• Exercise goal
Images embedded in the records are excluded; print everything else exactly as given.

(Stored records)

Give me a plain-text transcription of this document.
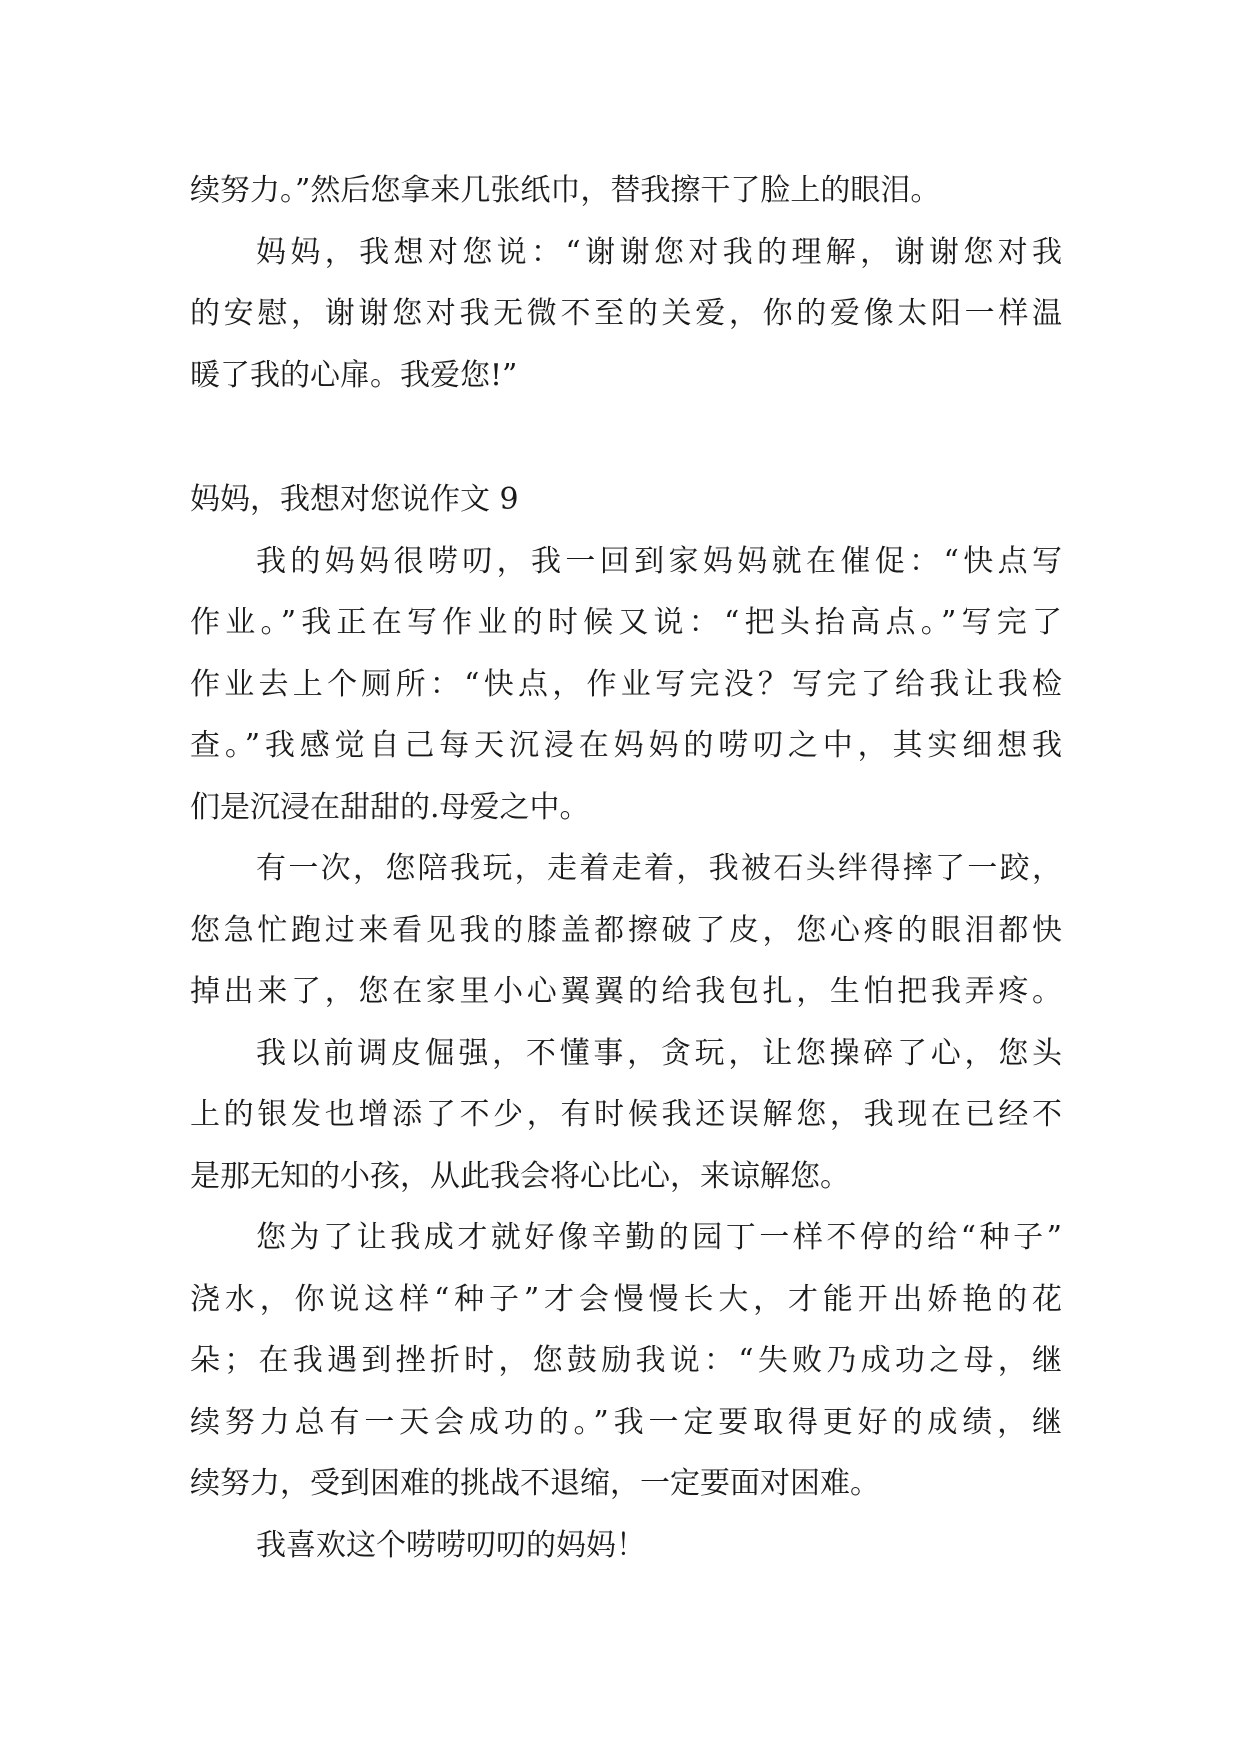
续努力。”然后您拿来几张纸巾，替我擦干了脸上的眼泪。
妈妈，我想对您说：“谢谢您对我的理解，谢谢您对我
的安慰，谢谢您对我无微不至的关爱，你的爱像太阳一样温
暖了我的心扉。我爱您!”
妈妈，我想对您说作文 9
我的妈妈很唠叨，我一回到家妈妈就在催促：“快点写
作业。”我正在写作业的时候又说：“把头抬高点。”写完了
作业去上个厕所：“快点，作业写完没？写完了给我让我检
查。”我感觉自己每天沉浸在妈妈的唠叨之中，其实细想我
们是沉浸在甜甜的.母爱之中。
有一次，您陪我玩，走着走着，我被石头绊得摔了一跤，
您急忙跑过来看见我的膝盖都擦破了皮，您心疼的眼泪都快
掉出来了，您在家里小心翼翼的给我包扎，生怕把我弄疼。
我以前调皮倔强，不懂事，贪玩，让您操碎了心，您头
上的银发也增添了不少，有时候我还误解您，我现在已经不
是那无知的小孩，从此我会将心比心，来谅解您。
您为了让我成才就好像辛勤的园丁一样不停的给“种子”
浇水，你说这样“种子”才会慢慢长大，才能开出娇艳的花
朵；在我遇到挫折时，您鼓励我说：“失败乃成功之母，继
续努力总有一天会成功的。”我一定要取得更好的成绩，继
续努力，受到困难的挑战不退缩，一定要面对困难。
我喜欢这个唠唠叨叨的妈妈！
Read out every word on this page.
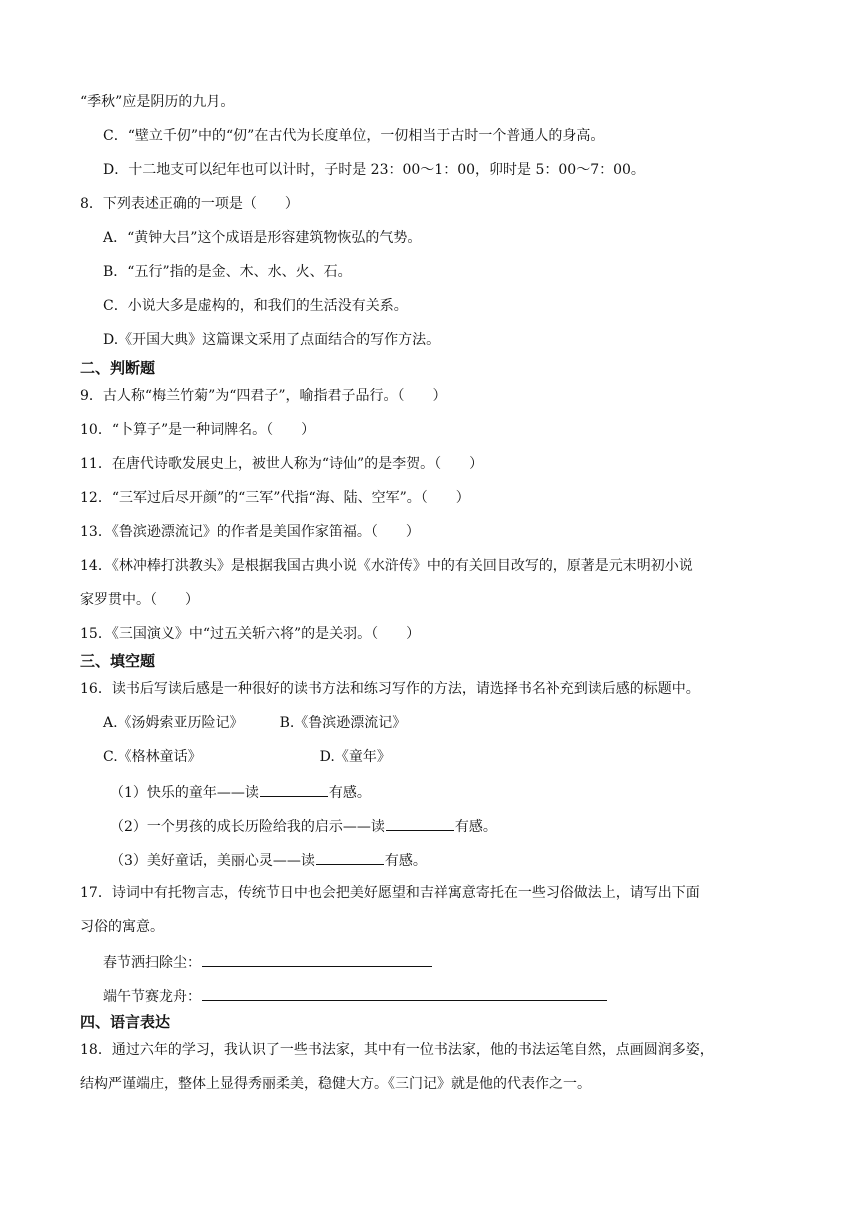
“季秋”应是阴历的九月。
C．“壁立千仞”中的“仞”在古代为长度单位，一仞相当于古时一个普通人的身高。
D．十二地支可以纪年也可以计时，子时是 23：00～1：00，卯时是 5：00～7：00。
8．下列表述正确的一项是（　　）
A．“黄钟大吕”这个成语是形容建筑物恢弘的气势。
B．“五行”指的是金、木、水、火、石。
C．小说大多是虚构的，和我们的生活没有关系。
D.《开国大典》这篇课文采用了点面结合的写作方法。
二、判断题
9．古人称“梅兰竹菊”为“四君子”，喻指君子品行。（　　）
10．“卜算子”是一种词牌名。（　　）
11．在唐代诗歌发展史上，被世人称为“诗仙”的是李贺。（　　）
12．“三军过后尽开颜”的“三军”代指“海、陆、空军”。（　　）
13．《鲁滨逊漂流记》的作者是美国作家笛福。（　　）
14．《林冲棒打洪教头》是根据我国古典小说《水浒传》中的有关回目改写的，原著是元末明初小说
家罗贯中。（　　）
15．《三国演义》中“过五关斩六将”的是关羽。（　　）
三、填空题
16．读书后写读后感是一种很好的读书方法和练习写作的方法，请选择书名补充到读后感的标题中。
A.《汤姆索亚历险记》	B.《鲁滨逊漂流记》
C.《格林童话》	D.《童年》
（1）快乐的童年——读	有感。
（2）一个男孩的成长历险给我的启示——读	有感。
（3）美好童话，美丽心灵——读	有感。
17．诗词中有托物言志，传统节日中也会把美好愿望和吉祥寓意寄托在一些习俗做法上，请写出下面
习俗的寓意。
春节洒扫除尘：
端午节赛龙舟：
四、语言表达
18．通过六年的学习，我认识了一些书法家，其中有一位书法家，他的书法运笔自然，点画圆润多姿，
结构严谨端庄，整体上显得秀丽柔美，稳健大方。《三门记》就是他的代表作之一。
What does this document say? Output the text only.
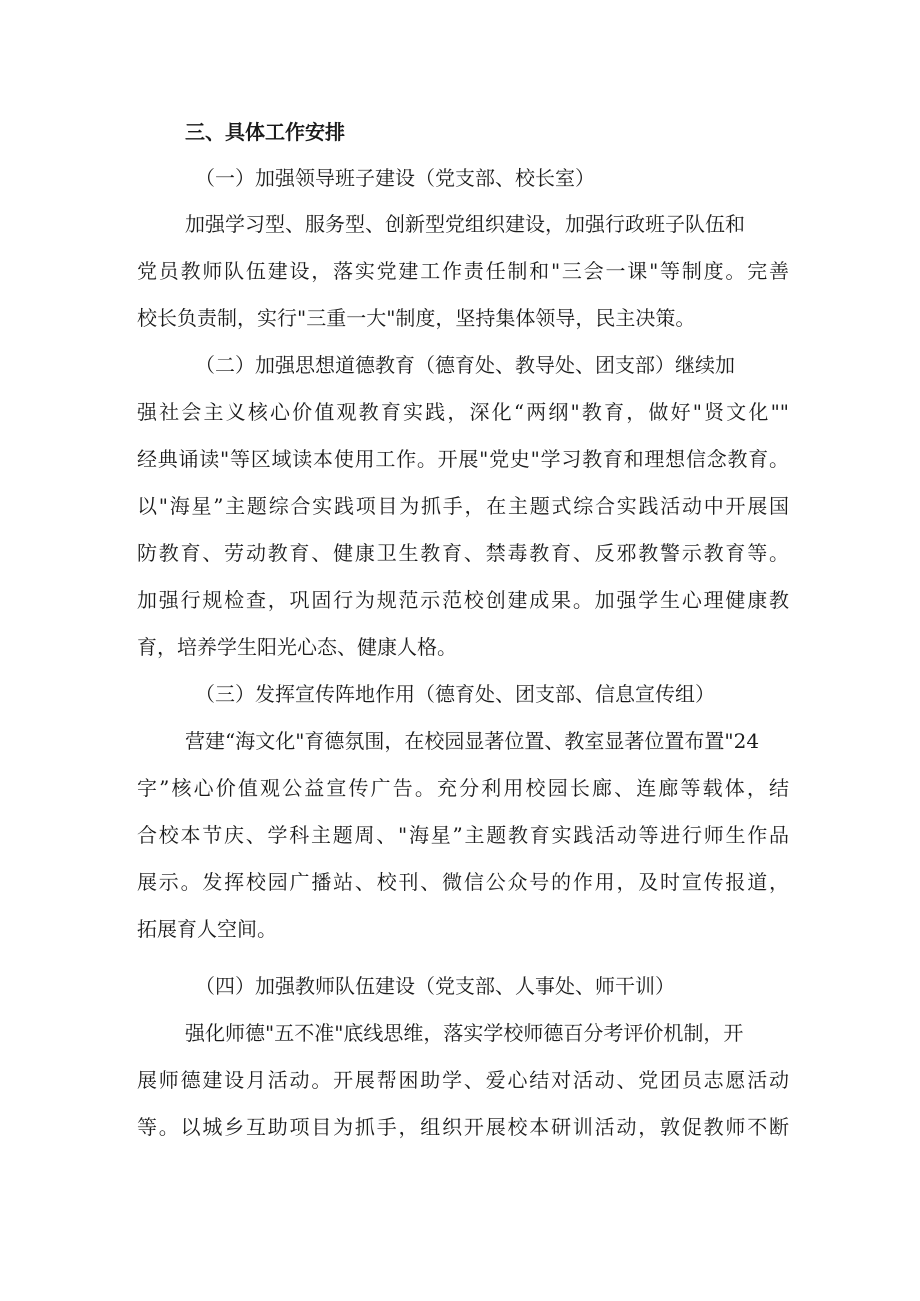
三、具体工作安排
（一）加强领导班子建设（党支部、校长室）
加强学习型、服务型、创新型党组织建设，加强行政班子队伍和
党员教师队伍建设，落实党建工作责任制和"三会一课"等制度。完善
校长负责制，实行"三重一大"制度，坚持集体领导，民主决策。
（二）加强思想道德教育（德育处、教导处、团支部）继续加
强社会主义核心价值观教育实践，深化“两纲"教育，做好"贤文化""
经典诵读"等区域读本使用工作。开展"党史"学习教育和理想信念教育。
以"海星”主题综合实践项目为抓手，在主题式综合实践活动中开展国
防教育、劳动教育、健康卫生教育、禁毒教育、反邪教警示教育等。
加强行规检查，巩固行为规范示范校创建成果。加强学生心理健康教
育，培养学生阳光心态、健康人格。
（三）发挥宣传阵地作用（德育处、团支部、信息宣传组）
营建“海文化"育德氛围，在校园显著位置、教室显著位置布置"24
字”核心价值观公益宣传广告。充分利用校园长廊、连廊等载体，结
合校本节庆、学科主题周、"海星”主题教育实践活动等进行师生作品
展示。发挥校园广播站、校刊、微信公众号的作用，及时宣传报道，
拓展育人空间。
（四）加强教师队伍建设（党支部、人事处、师干训）
强化师德"五不准"底线思维，落实学校师德百分考评价机制，开
展师德建设月活动。开展帮困助学、爱心结对活动、党团员志愿活动
等。以城乡互助项目为抓手，组织开展校本研训活动，敦促教师不断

• Task response
Give me a plain-text transcription of this document.
续努力。”然后您拿来几张纸巾，替我擦干了脸上的眼泪。
妈妈，我想对您说：“谢谢您对我的理解，谢谢您对我
的安慰，谢谢您对我无微不至的关爱，你的爱像太阳一样温
暖了我的心扉。我爱您!”
妈妈，我想对您说作文 9
我的妈妈很唠叨，我一回到家妈妈就在催促：“快点写
作业。”我正在写作业的时候又说：“把头抬高点。”写完了
作业去上个厕所：“快点，作业写完没？写完了给我让我检
查。”我感觉自己每天沉浸在妈妈的唠叨之中，其实细想我
们是沉浸在甜甜的.母爱之中。
有一次，您陪我玩，走着走着，我被石头绊得摔了一跤，
您急忙跑过来看见我的膝盖都擦破了皮，您心疼的眼泪都快
掉出来了，您在家里小心翼翼的给我包扎，生怕把我弄疼。
我以前调皮倔强，不懂事，贪玩，让您操碎了心，您头
上的银发也增添了不少，有时候我还误解您，我现在已经不
是那无知的小孩，从此我会将心比心，来谅解您。
您为了让我成才就好像辛勤的园丁一样不停的给“种子”
浇水，你说这样“种子”才会慢慢长大，才能开出娇艳的花
朵；在我遇到挫折时，您鼓励我说：“失败乃成功之母，继
续努力总有一天会成功的。”我一定要取得更好的成绩，继
续努力，受到困难的挑战不退缩，一定要面对困难。
我喜欢这个唠唠叨叨的妈妈！
Read out every word on this page.
“季秋”应是阴历的九月。
C．“壁立千仞”中的“仞”在古代为长度单位，一仞相当于古时一个普通人的身高。
D．十二地支可以纪年也可以计时，子时是 23：00～1：00，卯时是 5：00～7：00。
8．下列表述正确的一项是（　　）
A．“黄钟大吕”这个成语是形容建筑物恢弘的气势。
B．“五行”指的是金、木、水、火、石。
C．小说大多是虚构的，和我们的生活没有关系。
D.《开国大典》这篇课文采用了点面结合的写作方法。
二、判断题
9．古人称“梅兰竹菊”为“四君子”，喻指君子品行。（　　）
10．“卜算子”是一种词牌名。（　　）
11．在唐代诗歌发展史上，被世人称为“诗仙”的是李贺。（　　）
12．“三军过后尽开颜”的“三军”代指“海、陆、空军”。（　　）
13．《鲁滨逊漂流记》的作者是美国作家笛福。（　　）
14．《林冲棒打洪教头》是根据我国古典小说《水浒传》中的有关回目改写的，原著是元末明初小说
家罗贯中。（　　）
15．《三国演义》中“过五关斩六将”的是关羽。（　　）
三、填空题
16．读书后写读后感是一种很好的读书方法和练习写作的方法，请选择书名补充到读后感的标题中。
A.《汤姆索亚历险记》	B.《鲁滨逊漂流记》
C.《格林童话》	D.《童年》
（1）快乐的童年——读	有感。
（2）一个男孩的成长历险给我的启示——读	有感。
（3）美好童话，美丽心灵——读	有感。
17．诗词中有托物言志，传统节日中也会把美好愿望和吉祥寓意寄托在一些习俗做法上，请写出下面
习俗的寓意。
春节洒扫除尘：
端午节赛龙舟：
四、语言表达
18．通过六年的学习，我认识了一些书法家，其中有一位书法家，他的书法运笔自然，点画圆润多姿，
结构严谨端庄，整体上显得秀丽柔美，稳健大方。《三门记》就是他的代表作之一。
What does this document say? Output the text only.
三、具体工作安排
（一）加强领导班子建设（党支部、校长室）
加强学习型、服务型、创新型党组织建设，加强行政班子队伍和
党员教师队伍建设，落实党建工作责任制和"三会一课"等制度。完善
校长负责制，实行"三重一大"制度，坚持集体领导，民主决策。
（二）加强思想道德教育（德育处、教导处、团支部）继续加
强社会主义核心价值观教育实践，深化“两纲"教育，做好"贤文化""
经典诵读"等区域读本使用工作。开展"党史"学习教育和理想信念教育。
以"海星”主题综合实践项目为抓手，在主题式综合实践活动中开展国
防教育、劳动教育、健康卫生教育、禁毒教育、反邪教警示教育等。
加强行规检查，巩固行为规范示范校创建成果。加强学生心理健康教
育，培养学生阳光心态、健康人格。
（三）发挥宣传阵地作用（德育处、团支部、信息宣传组）
营建“海文化"育德氛围，在校园显著位置、教室显著位置布置"24
字”核心价值观公益宣传广告。充分利用校园长廊、连廊等载体，结
合校本节庆、学科主题周、"海星”主题教育实践活动等进行师生作品
展示。发挥校园广播站、校刊、微信公众号的作用，及时宣传报道，
拓展育人空间。
（四）加强教师队伍建设（党支部、人事处、师干训）
强化师德"五不准"底线思维，落实学校师德百分考评价机制，开
展师德建设月活动。开展帮困助学、爱心结对活动、党团员志愿活动
等。以城乡互助项目为抓手，组织开展校本研训活动，敦促教师不断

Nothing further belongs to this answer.